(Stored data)
──────

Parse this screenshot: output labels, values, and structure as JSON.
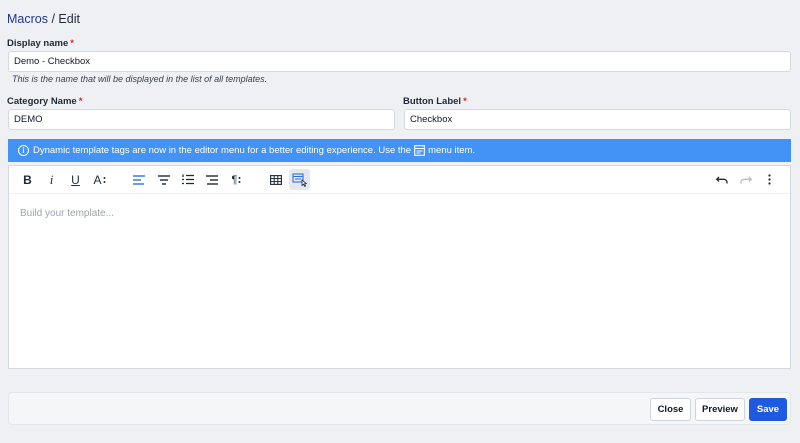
{
  "breadcrumb": {
    "parent": "Macros",
    "separator": " / ",
    "current": "Edit"
  },
  "display_name": {
    "label": "Display name",
    "required_mark": "*",
    "value": "Demo - Checkbox",
    "help": "This is the name that will be displayed in the list of all templates."
  },
  "category_name": {
    "label": "Category Name",
    "required_mark": "*",
    "value": "DEMO"
  },
  "button_label": {
    "label": "Button Label",
    "required_mark": "*",
    "value": "Checkbox"
  },
  "banner": {
    "text_before": "Dynamic template tags are now in the editor menu for a better editing experience. Use the",
    "text_after": "menu item.",
    "color": "#4393f6"
  },
  "toolbar": {
    "bold": "B",
    "italic": "i",
    "underline": "U",
    "font_size": "A",
    "icons": [
      "bold-icon",
      "italic-icon",
      "underline-icon",
      "font-size-icon",
      "align-left-icon",
      "align-center-icon",
      "ordered-list-icon",
      "align-right-icon",
      "paragraph-icon",
      "table-icon",
      "template-tags-icon",
      "undo-icon",
      "redo-icon",
      "more-options-icon"
    ]
  },
  "editor": {
    "placeholder": "Build your template..."
  },
  "footer": {
    "close_label": "Close",
    "preview_label": "Preview",
    "save_label": "Save",
    "primary_color": "#1d5ae0"
  }
}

──────

● What to do
Except for the pictures, copy every line of the records above exactly.

● Response below
Parse this screenshot: output labels, values, and structure as JSON.
{
  "breadcrumb": {
    "parent": "Macros",
    "separator": " / ",
    "current": "Edit"
  },
  "display_name": {
    "label": "Display name",
    "required_mark": "*",
    "value": "Demo - Checkbox",
    "help": "This is the name that will be displayed in the list of all templates."
  },
  "category_name": {
    "label": "Category Name",
    "required_mark": "*",
    "value": "DEMO"
  },
  "button_label": {
    "label": "Button Label",
    "required_mark": "*",
    "value": "Checkbox"
  },
  "banner": {
    "text_before": "Dynamic template tags are now in the editor menu for a better editing experience. Use the",
    "text_after": "menu item.",
    "color": "#4393f6"
  },
  "toolbar": {
    "bold": "B",
    "italic": "i",
    "underline": "U",
    "font_size": "A",
    "icons": [
      "bold-icon",
      "italic-icon",
      "underline-icon",
      "font-size-icon",
      "align-left-icon",
      "align-center-icon",
      "ordered-list-icon",
      "align-right-icon",
      "paragraph-icon",
      "table-icon",
      "template-tags-icon",
      "undo-icon",
      "redo-icon",
      "more-options-icon"
    ]
  },
  "editor": {
    "placeholder": "Build your template..."
  },
  "footer": {
    "close_label": "Close",
    "preview_label": "Preview",
    "save_label": "Save",
    "primary_color": "#1d5ae0"
  }
}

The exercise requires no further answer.